Data records
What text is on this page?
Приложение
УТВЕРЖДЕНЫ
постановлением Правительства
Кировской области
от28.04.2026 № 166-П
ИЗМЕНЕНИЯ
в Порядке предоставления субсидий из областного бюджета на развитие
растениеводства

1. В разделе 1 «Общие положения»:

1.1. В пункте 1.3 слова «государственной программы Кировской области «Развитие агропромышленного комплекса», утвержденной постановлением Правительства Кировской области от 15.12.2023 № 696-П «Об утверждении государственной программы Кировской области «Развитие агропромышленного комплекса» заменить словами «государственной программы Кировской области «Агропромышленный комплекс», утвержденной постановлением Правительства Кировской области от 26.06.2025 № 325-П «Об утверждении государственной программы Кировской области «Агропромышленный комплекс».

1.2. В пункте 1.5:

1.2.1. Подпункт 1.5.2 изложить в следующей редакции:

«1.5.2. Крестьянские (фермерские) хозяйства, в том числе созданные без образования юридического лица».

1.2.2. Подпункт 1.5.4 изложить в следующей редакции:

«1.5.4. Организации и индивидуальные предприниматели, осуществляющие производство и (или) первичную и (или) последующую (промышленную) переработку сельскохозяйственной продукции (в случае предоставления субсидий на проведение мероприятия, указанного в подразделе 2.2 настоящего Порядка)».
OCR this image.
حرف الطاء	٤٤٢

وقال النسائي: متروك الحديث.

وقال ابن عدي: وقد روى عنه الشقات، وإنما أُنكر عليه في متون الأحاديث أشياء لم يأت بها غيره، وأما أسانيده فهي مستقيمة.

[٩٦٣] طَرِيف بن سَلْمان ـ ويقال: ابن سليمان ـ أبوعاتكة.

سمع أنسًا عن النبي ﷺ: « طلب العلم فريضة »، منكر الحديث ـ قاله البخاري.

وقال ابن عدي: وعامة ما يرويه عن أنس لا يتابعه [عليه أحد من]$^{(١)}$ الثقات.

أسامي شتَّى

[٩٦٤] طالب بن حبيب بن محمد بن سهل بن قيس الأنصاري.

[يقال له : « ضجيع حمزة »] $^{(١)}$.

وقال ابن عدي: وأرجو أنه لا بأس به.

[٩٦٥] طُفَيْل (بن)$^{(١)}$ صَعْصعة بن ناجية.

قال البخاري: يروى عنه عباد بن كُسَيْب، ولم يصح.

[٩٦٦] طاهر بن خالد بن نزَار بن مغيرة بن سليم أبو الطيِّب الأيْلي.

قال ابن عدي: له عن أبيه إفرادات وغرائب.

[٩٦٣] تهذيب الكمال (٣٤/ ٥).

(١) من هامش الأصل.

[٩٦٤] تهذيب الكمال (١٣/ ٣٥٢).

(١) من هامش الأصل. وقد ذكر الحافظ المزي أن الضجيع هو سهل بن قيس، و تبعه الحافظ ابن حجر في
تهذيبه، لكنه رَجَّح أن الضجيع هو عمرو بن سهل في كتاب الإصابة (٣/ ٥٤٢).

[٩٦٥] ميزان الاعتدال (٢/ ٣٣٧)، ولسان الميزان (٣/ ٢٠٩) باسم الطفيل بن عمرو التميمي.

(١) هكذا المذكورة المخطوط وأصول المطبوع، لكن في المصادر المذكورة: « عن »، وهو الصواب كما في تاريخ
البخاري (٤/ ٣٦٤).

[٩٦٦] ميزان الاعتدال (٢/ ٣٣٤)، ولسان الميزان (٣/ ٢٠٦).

TASK DETAILS –
Transcribe every entry word for word.

RESULT OF THIS TASK –
What text is on this page?
Приложение
УТВЕРЖДЕНЫ
постановлением Правительства
Кировской области
от28.04.2026 № 166-П
ИЗМЕНЕНИЯ
в Порядке предоставления субсидий из областного бюджета на развитие
растениеводства

1. В разделе 1 «Общие положения»:

1.1. В пункте 1.3 слова «государственной программы Кировской области «Развитие агропромышленного комплекса», утвержденной постановлением Правительства Кировской области от 15.12.2023 № 696-П «Об утверждении государственной программы Кировской области «Развитие агропромышленного комплекса» заменить словами «государственной программы Кировской области «Агропромышленный комплекс», утвержденной постановлением Правительства Кировской области от 26.06.2025 № 325-П «Об утверждении государственной программы Кировской области «Агропромышленный комплекс».

1.2. В пункте 1.5:

1.2.1. Подпункт 1.5.2 изложить в следующей редакции:

«1.5.2. Крестьянские (фермерские) хозяйства, в том числе созданные без образования юридического лица».

1.2.2. Подпункт 1.5.4 изложить в следующей редакции:

«1.5.4. Организации и индивидуальные предприниматели, осуществляющие производство и (или) первичную и (или) последующую (промышленную) переработку сельскохозяйственной продукции (в случае предоставления субсидий на проведение мероприятия, указанного в подразделе 2.2 настоящего Порядка)».
OCR this image.
حرف الطاء	٤٤٢

وقال النسائي: متروك الحديث.

وقال ابن عدي: وقد روى عنه الشقات، وإنما أُنكر عليه في متون الأحاديث أشياء لم يأت بها غيره، وأما أسانيده فهي مستقيمة.

[٩٦٣] طَرِيف بن سَلْمان ـ ويقال: ابن سليمان ـ أبوعاتكة.

سمع أنسًا عن النبي ﷺ: « طلب العلم فريضة »، منكر الحديث ـ قاله البخاري.

وقال ابن عدي: وعامة ما يرويه عن أنس لا يتابعه [عليه أحد من]$^{(١)}$ الثقات.

أسامي شتَّى

[٩٦٤] طالب بن حبيب بن محمد بن سهل بن قيس الأنصاري.

[يقال له : « ضجيع حمزة »] $^{(١)}$.

وقال ابن عدي: وأرجو أنه لا بأس به.

[٩٦٥] طُفَيْل (بن)$^{(١)}$ صَعْصعة بن ناجية.

قال البخاري: يروى عنه عباد بن كُسَيْب، ولم يصح.

[٩٦٦] طاهر بن خالد بن نزَار بن مغيرة بن سليم أبو الطيِّب الأيْلي.

قال ابن عدي: له عن أبيه إفرادات وغرائب.

[٩٦٣] تهذيب الكمال (٣٤/ ٥).

(١) من هامش الأصل.

[٩٦٤] تهذيب الكمال (١٣/ ٣٥٢).

(١) من هامش الأصل. وقد ذكر الحافظ المزي أن الضجيع هو سهل بن قيس، و تبعه الحافظ ابن حجر في
تهذيبه، لكنه رَجَّح أن الضجيع هو عمرو بن سهل في كتاب الإصابة (٣/ ٥٤٢).

[٩٦٥] ميزان الاعتدال (٢/ ٣٣٧)، ولسان الميزان (٣/ ٢٠٩) باسم الطفيل بن عمرو التميمي.

(١) هكذا المذكورة المخطوط وأصول المطبوع، لكن في المصادر المذكورة: « عن »، وهو الصواب كما في تاريخ
البخاري (٤/ ٣٦٤).

[٩٦٦] ميزان الاعتدال (٢/ ٣٣٤)، ولسان الميزان (٣/ ٢٠٦).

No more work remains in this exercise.